# Your instructions
With the pictures omitted, write out the entries that follow exactly as they stand.

— Begin Input records —

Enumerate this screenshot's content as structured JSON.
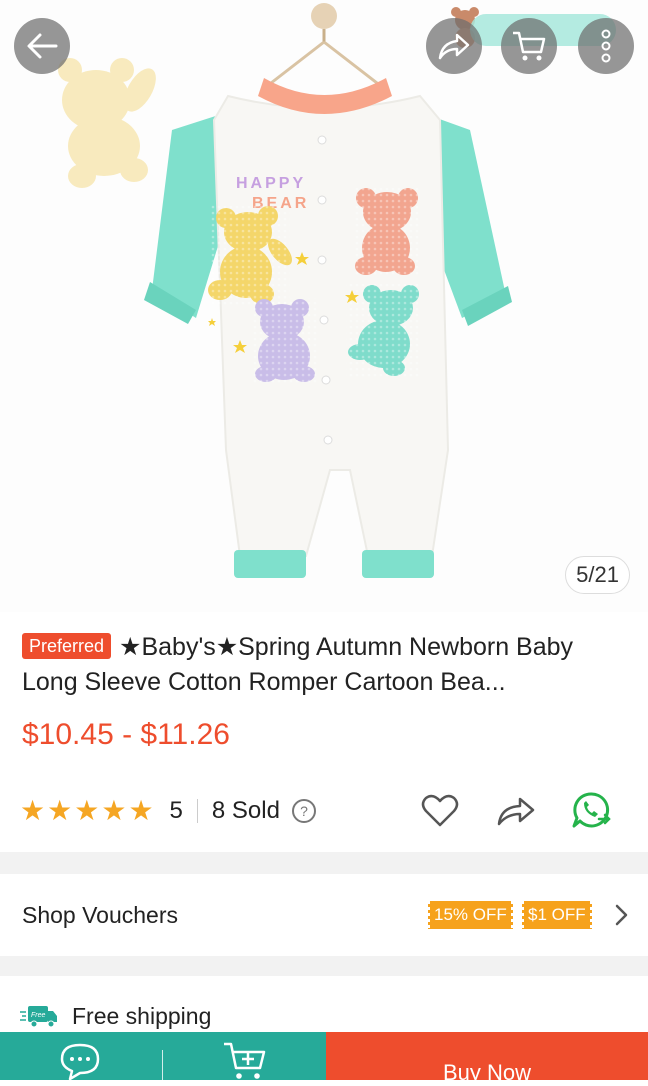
{
  "gallery": {
    "image_label": "Baby romper with bear print",
    "print_text_line1": "HAPPY",
    "print_text_line2": "BEAR",
    "counter": "5/21"
  },
  "product": {
    "badge": "Preferred",
    "title": "★Baby's★Spring Autumn Newborn Baby Long Sleeve Cotton Romper Cartoon Bea...",
    "price": "$10.45 - $11.26",
    "rating": "5",
    "rating_stars": 5,
    "sold": "8 Sold"
  },
  "vouchers": {
    "label": "Shop Vouchers",
    "tags": [
      "15% OFF",
      "$1 OFF"
    ]
  },
  "shipping": {
    "icon_badge": "Free",
    "label": "Free shipping"
  },
  "bottom_bar": {
    "buy_now": "Buy Now"
  },
  "colors": {
    "brand": "#ee4d2d",
    "teal": "#26aa99",
    "star": "#f5a623",
    "voucher": "#f6a21c"
  },
  "icons": [
    "back-arrow-icon",
    "share-icon",
    "cart-icon",
    "more-icon",
    "help-icon",
    "heart-icon",
    "share-icon",
    "whatsapp-icon",
    "chevron-right-icon",
    "truck-icon",
    "chat-icon",
    "add-to-cart-icon"
  ]
}
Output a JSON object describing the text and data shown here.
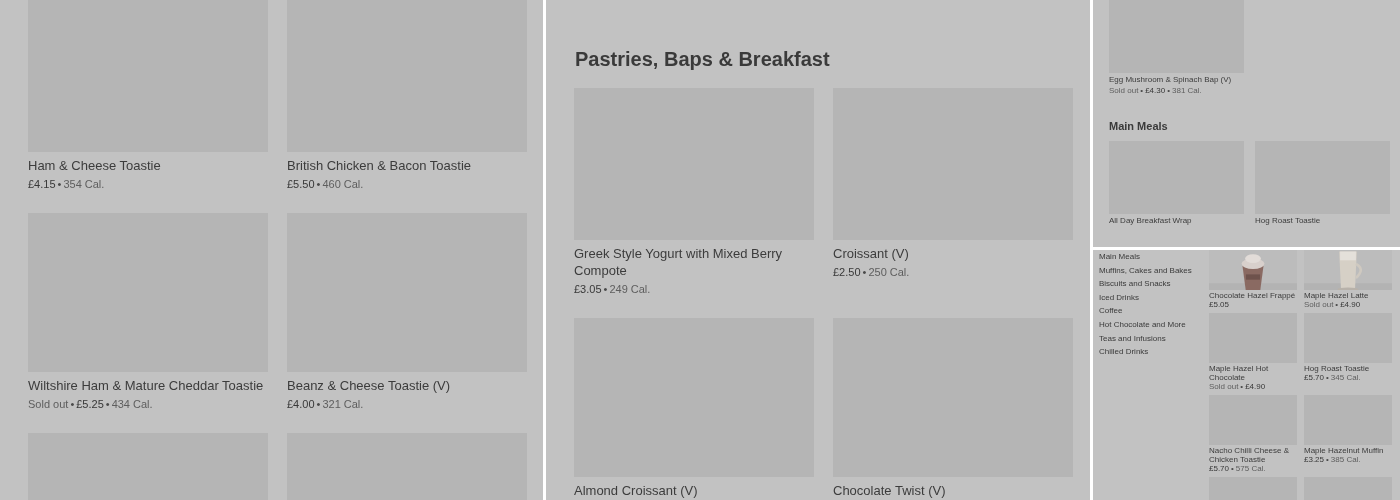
{
  "panels": [
    {
      "kind": "wide",
      "sections": [
        {
          "items": [
            {
              "name": "Ham & Cheese Toastie",
              "meta": [
                {
                  "kind": "price",
                  "text": "£4.15"
                },
                {
                  "kind": "separator",
                  "text": "•"
                },
                {
                  "kind": "calories",
                  "text": "354 Cal."
                }
              ]
            },
            {
              "name": "British Chicken & Bacon Toastie",
              "meta": [
                {
                  "kind": "price",
                  "text": "£5.50"
                },
                {
                  "kind": "separator",
                  "text": "•"
                },
                {
                  "kind": "calories",
                  "text": "460 Cal."
                }
              ]
            },
            {
              "name": "Wiltshire Ham & Mature Cheddar Toastie",
              "meta": [
                {
                  "kind": "status",
                  "text": "Sold out"
                },
                {
                  "kind": "separator",
                  "text": "•"
                },
                {
                  "kind": "price",
                  "text": "£5.25"
                },
                {
                  "kind": "separator",
                  "text": "•"
                },
                {
                  "kind": "calories",
                  "text": "434 Cal."
                }
              ]
            },
            {
              "name": "Beanz & Cheese Toastie (V)",
              "meta": [
                {
                  "kind": "price",
                  "text": "£4.00"
                },
                {
                  "kind": "separator",
                  "text": "•"
                },
                {
                  "kind": "calories",
                  "text": "321 Cal."
                }
              ]
            },
            {
              "kind": "blank"
            },
            {
              "kind": "blank"
            }
          ]
        }
      ]
    },
    {
      "kind": "wide",
      "sections": [
        {
          "title": "Pastries, Baps & Breakfast",
          "items": [
            {
              "name": "Greek Style Yogurt with Mixed Berry Compote",
              "meta": [
                {
                  "kind": "price",
                  "text": "£3.05"
                },
                {
                  "kind": "separator",
                  "text": "•"
                },
                {
                  "kind": "calories",
                  "text": "249 Cal."
                }
              ]
            },
            {
              "name": "Croissant (V)",
              "meta": [
                {
                  "kind": "price",
                  "text": "£2.50"
                },
                {
                  "kind": "separator",
                  "text": "•"
                },
                {
                  "kind": "calories",
                  "text": "250 Cal."
                }
              ]
            },
            {
              "name": "Almond Croissant (V)"
            },
            {
              "name": "Chocolate Twist (V)"
            }
          ]
        }
      ]
    },
    {
      "kind": "small",
      "sections": [
        {
          "items": [
            {
              "name": "Egg Mushroom & Spinach Bap (V)",
              "meta": [
                {
                  "kind": "status",
                  "text": "Sold out"
                },
                {
                  "kind": "separator",
                  "text": "•"
                },
                {
                  "kind": "price",
                  "text": "£4.30"
                },
                {
                  "kind": "separator",
                  "text": "•"
                },
                {
                  "kind": "calories",
                  "text": "381 Cal."
                }
              ]
            }
          ]
        },
        {
          "title": "Main Meals",
          "items": [
            {
              "name": "All Day Breakfast Wrap"
            },
            {
              "name": "Hog Roast Toastie"
            }
          ]
        }
      ]
    },
    {
      "kind": "tiny",
      "sidebar": [
        "Main Meals",
        "Muffins, Cakes and Bakes",
        "Biscuits and Snacks",
        "Iced Drinks",
        "Coffee",
        "Hot Chocolate and More",
        "Teas and Infusions",
        "Chilled Drinks"
      ],
      "sections": [
        {
          "items": [
            {
              "kind": "picture",
              "name": "Chocolate Hazel Frappé",
              "meta": [
                {
                  "kind": "price",
                  "text": "£5.05"
                }
              ]
            },
            {
              "kind": "picture",
              "name": "Maple Hazel Latte",
              "meta": [
                {
                  "kind": "status",
                  "text": "Sold out"
                },
                {
                  "kind": "separator",
                  "text": "•"
                },
                {
                  "kind": "price",
                  "text": "£4.90"
                }
              ]
            },
            {
              "name": "Maple Hazel Hot Chocolate",
              "meta": [
                {
                  "kind": "status",
                  "text": "Sold out"
                },
                {
                  "kind": "separator",
                  "text": "•"
                },
                {
                  "kind": "price",
                  "text": "£4.90"
                }
              ]
            },
            {
              "name": "Hog Roast Toastie",
              "meta": [
                {
                  "kind": "price",
                  "text": "£5.70"
                },
                {
                  "kind": "separator",
                  "text": "•"
                },
                {
                  "kind": "calories",
                  "text": "345 Cal."
                }
              ]
            },
            {
              "name": "Nacho Chilli Cheese & Chicken Toastie",
              "meta": [
                {
                  "kind": "price",
                  "text": "£5.70"
                },
                {
                  "kind": "separator",
                  "text": "•"
                },
                {
                  "kind": "calories",
                  "text": "575 Cal."
                }
              ]
            },
            {
              "name": "Maple Hazelnut Muffin",
              "meta": [
                {
                  "kind": "price",
                  "text": "£3.25"
                },
                {
                  "kind": "separator",
                  "text": "•"
                },
                {
                  "kind": "calories",
                  "text": "385 Cal."
                }
              ]
            },
            {
              "kind": "blank"
            },
            {
              "kind": "blank"
            }
          ]
        }
      ]
    }
  ]
}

— End Input records —

# Response
Enumerate this screenshot's content as structured JSON.
{
  "gallery": {
    "image_label": "Baby romper with bear print",
    "print_text_line1": "HAPPY",
    "print_text_line2": "BEAR",
    "counter": "5/21"
  },
  "product": {
    "badge": "Preferred",
    "title": "★Baby's★Spring Autumn Newborn Baby Long Sleeve Cotton Romper Cartoon Bea...",
    "price": "$10.45 - $11.26",
    "rating": "5",
    "rating_stars": 5,
    "sold": "8 Sold"
  },
  "vouchers": {
    "label": "Shop Vouchers",
    "tags": [
      "15% OFF",
      "$1 OFF"
    ]
  },
  "shipping": {
    "icon_badge": "Free",
    "label": "Free shipping"
  },
  "bottom_bar": {
    "buy_now": "Buy Now"
  },
  "colors": {
    "brand": "#ee4d2d",
    "teal": "#26aa99",
    "star": "#f5a623",
    "voucher": "#f6a21c"
  },
  "icons": [
    "back-arrow-icon",
    "share-icon",
    "cart-icon",
    "more-icon",
    "help-icon",
    "heart-icon",
    "share-icon",
    "whatsapp-icon",
    "chevron-right-icon",
    "truck-icon",
    "chat-icon",
    "add-to-cart-icon"
  ]
}
Output a JSON object describing the text and data shown here.
{
  "panels": [
    {
      "kind": "wide",
      "sections": [
        {
          "items": [
            {
              "name": "Ham & Cheese Toastie",
              "meta": [
                {
                  "kind": "price",
                  "text": "£4.15"
                },
                {
                  "kind": "separator",
                  "text": "•"
                },
                {
                  "kind": "calories",
                  "text": "354 Cal."
                }
              ]
            },
            {
              "name": "British Chicken & Bacon Toastie",
              "meta": [
                {
                  "kind": "price",
                  "text": "£5.50"
                },
                {
                  "kind": "separator",
                  "text": "•"
                },
                {
                  "kind": "calories",
                  "text": "460 Cal."
                }
              ]
            },
            {
              "name": "Wiltshire Ham & Mature Cheddar Toastie",
              "meta": [
                {
                  "kind": "status",
                  "text": "Sold out"
                },
                {
                  "kind": "separator",
                  "text": "•"
                },
                {
                  "kind": "price",
                  "text": "£5.25"
                },
                {
                  "kind": "separator",
                  "text": "•"
                },
                {
                  "kind": "calories",
                  "text": "434 Cal."
                }
              ]
            },
            {
              "name": "Beanz & Cheese Toastie (V)",
              "meta": [
                {
                  "kind": "price",
                  "text": "£4.00"
                },
                {
                  "kind": "separator",
                  "text": "•"
                },
                {
                  "kind": "calories",
                  "text": "321 Cal."
                }
              ]
            },
            {
              "kind": "blank"
            },
            {
              "kind": "blank"
            }
          ]
        }
      ]
    },
    {
      "kind": "wide",
      "sections": [
        {
          "title": "Pastries, Baps & Breakfast",
          "items": [
            {
              "name": "Greek Style Yogurt with Mixed Berry Compote",
              "meta": [
                {
                  "kind": "price",
                  "text": "£3.05"
                },
                {
                  "kind": "separator",
                  "text": "•"
                },
                {
                  "kind": "calories",
                  "text": "249 Cal."
                }
              ]
            },
            {
              "name": "Croissant (V)",
              "meta": [
                {
                  "kind": "price",
                  "text": "£2.50"
                },
                {
                  "kind": "separator",
                  "text": "•"
                },
                {
                  "kind": "calories",
                  "text": "250 Cal."
                }
              ]
            },
            {
              "name": "Almond Croissant (V)"
            },
            {
              "name": "Chocolate Twist (V)"
            }
          ]
        }
      ]
    },
    {
      "kind": "small",
      "sections": [
        {
          "items": [
            {
              "name": "Egg Mushroom & Spinach Bap (V)",
              "meta": [
                {
                  "kind": "status",
                  "text": "Sold out"
                },
                {
                  "kind": "separator",
                  "text": "•"
                },
                {
                  "kind": "price",
                  "text": "£4.30"
                },
                {
                  "kind": "separator",
                  "text": "•"
                },
                {
                  "kind": "calories",
                  "text": "381 Cal."
                }
              ]
            }
          ]
        },
        {
          "title": "Main Meals",
          "items": [
            {
              "name": "All Day Breakfast Wrap"
            },
            {
              "name": "Hog Roast Toastie"
            }
          ]
        }
      ]
    },
    {
      "kind": "tiny",
      "sidebar": [
        "Main Meals",
        "Muffins, Cakes and Bakes",
        "Biscuits and Snacks",
        "Iced Drinks",
        "Coffee",
        "Hot Chocolate and More",
        "Teas and Infusions",
        "Chilled Drinks"
      ],
      "sections": [
        {
          "items": [
            {
              "kind": "picture",
              "name": "Chocolate Hazel Frappé",
              "meta": [
                {
                  "kind": "price",
                  "text": "£5.05"
                }
              ]
            },
            {
              "kind": "picture",
              "name": "Maple Hazel Latte",
              "meta": [
                {
                  "kind": "status",
                  "text": "Sold out"
                },
                {
                  "kind": "separator",
                  "text": "•"
                },
                {
                  "kind": "price",
                  "text": "£4.90"
                }
              ]
            },
            {
              "name": "Maple Hazel Hot Chocolate",
              "meta": [
                {
                  "kind": "status",
                  "text": "Sold out"
                },
                {
                  "kind": "separator",
                  "text": "•"
                },
                {
                  "kind": "price",
                  "text": "£4.90"
                }
              ]
            },
            {
              "name": "Hog Roast Toastie",
              "meta": [
                {
                  "kind": "price",
                  "text": "£5.70"
                },
                {
                  "kind": "separator",
                  "text": "•"
                },
                {
                  "kind": "calories",
                  "text": "345 Cal."
                }
              ]
            },
            {
              "name": "Nacho Chilli Cheese & Chicken Toastie",
              "meta": [
                {
                  "kind": "price",
                  "text": "£5.70"
                },
                {
                  "kind": "separator",
                  "text": "•"
                },
                {
                  "kind": "calories",
                  "text": "575 Cal."
                }
              ]
            },
            {
              "name": "Maple Hazelnut Muffin",
              "meta": [
                {
                  "kind": "price",
                  "text": "£3.25"
                },
                {
                  "kind": "separator",
                  "text": "•"
                },
                {
                  "kind": "calories",
                  "text": "385 Cal."
                }
              ]
            },
            {
              "kind": "blank"
            },
            {
              "kind": "blank"
            }
          ]
        }
      ]
    }
  ]
}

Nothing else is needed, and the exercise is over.